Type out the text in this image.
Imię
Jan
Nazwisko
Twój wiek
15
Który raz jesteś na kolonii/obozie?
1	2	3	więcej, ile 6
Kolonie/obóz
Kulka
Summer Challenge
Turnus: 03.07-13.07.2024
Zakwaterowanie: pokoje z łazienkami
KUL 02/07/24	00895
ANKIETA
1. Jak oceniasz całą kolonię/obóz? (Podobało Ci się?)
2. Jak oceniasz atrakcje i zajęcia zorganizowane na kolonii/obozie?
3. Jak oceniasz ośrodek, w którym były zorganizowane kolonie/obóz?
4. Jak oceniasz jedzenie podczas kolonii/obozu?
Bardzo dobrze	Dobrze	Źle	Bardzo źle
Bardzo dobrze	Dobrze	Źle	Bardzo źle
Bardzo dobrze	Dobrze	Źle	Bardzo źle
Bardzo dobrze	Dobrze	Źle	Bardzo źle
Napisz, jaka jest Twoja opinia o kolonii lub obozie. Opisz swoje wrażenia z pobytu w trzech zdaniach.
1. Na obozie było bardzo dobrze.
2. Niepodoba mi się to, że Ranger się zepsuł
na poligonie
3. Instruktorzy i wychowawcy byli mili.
───
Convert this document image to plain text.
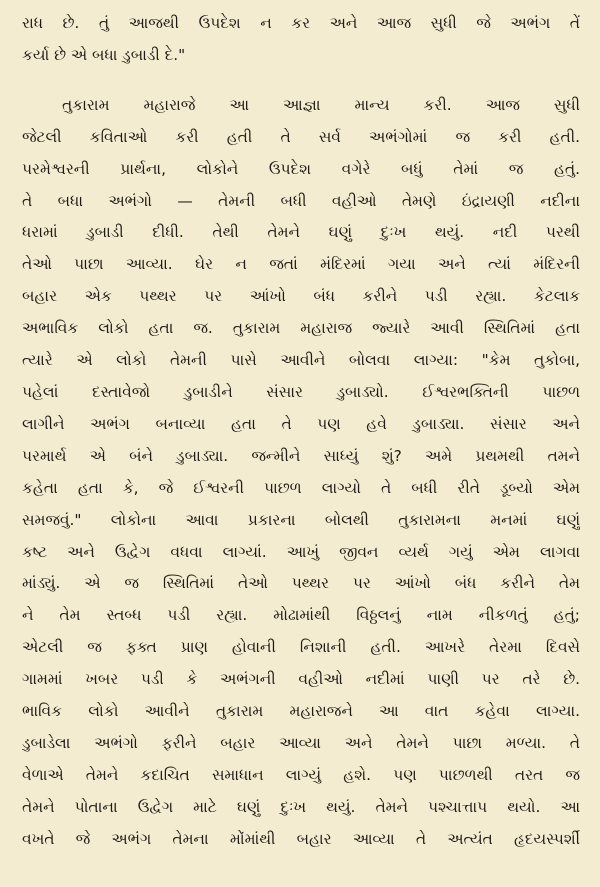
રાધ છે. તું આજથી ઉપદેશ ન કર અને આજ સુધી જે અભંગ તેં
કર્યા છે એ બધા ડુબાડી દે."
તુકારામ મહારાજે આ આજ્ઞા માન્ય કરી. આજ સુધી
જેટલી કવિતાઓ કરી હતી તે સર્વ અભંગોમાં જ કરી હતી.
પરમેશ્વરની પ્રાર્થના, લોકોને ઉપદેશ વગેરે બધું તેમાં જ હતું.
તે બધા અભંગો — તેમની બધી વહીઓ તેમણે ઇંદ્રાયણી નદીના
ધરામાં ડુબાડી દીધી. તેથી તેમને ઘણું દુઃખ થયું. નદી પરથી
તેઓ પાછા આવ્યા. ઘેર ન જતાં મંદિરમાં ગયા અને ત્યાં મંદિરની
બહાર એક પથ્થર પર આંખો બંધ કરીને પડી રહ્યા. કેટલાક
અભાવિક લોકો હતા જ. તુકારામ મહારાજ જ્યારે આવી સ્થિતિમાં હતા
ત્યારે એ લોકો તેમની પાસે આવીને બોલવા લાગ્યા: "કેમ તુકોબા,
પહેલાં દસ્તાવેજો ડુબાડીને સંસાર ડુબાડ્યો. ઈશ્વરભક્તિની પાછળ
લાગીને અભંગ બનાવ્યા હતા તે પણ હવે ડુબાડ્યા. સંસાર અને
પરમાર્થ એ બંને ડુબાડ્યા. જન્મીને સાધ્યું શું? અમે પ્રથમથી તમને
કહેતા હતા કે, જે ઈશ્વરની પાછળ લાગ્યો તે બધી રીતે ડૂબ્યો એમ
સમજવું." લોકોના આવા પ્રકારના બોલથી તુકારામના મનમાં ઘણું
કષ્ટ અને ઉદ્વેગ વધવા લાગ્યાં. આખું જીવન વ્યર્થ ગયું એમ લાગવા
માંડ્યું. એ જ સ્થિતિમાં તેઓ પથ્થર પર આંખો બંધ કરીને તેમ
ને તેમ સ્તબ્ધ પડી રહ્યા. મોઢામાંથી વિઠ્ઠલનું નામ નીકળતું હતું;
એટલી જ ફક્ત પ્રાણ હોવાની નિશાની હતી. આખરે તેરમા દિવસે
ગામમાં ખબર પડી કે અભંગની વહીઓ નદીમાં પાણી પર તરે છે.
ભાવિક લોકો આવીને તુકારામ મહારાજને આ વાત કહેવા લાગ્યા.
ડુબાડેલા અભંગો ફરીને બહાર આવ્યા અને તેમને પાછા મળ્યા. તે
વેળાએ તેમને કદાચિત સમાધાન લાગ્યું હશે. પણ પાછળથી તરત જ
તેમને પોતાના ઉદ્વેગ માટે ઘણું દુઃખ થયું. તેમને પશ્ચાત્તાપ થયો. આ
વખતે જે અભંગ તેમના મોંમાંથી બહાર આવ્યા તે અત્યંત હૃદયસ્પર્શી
───
## Task to complete
Within the listing above, copy each line that has the string "obóz".

## Problem solution
Kolonie/obóz
1. Jak oceniasz całą kolonię/obóz? (Podobało Ci się?)
3. Jak oceniasz ośrodek, w którym były zorganizowane kolonie/obóz?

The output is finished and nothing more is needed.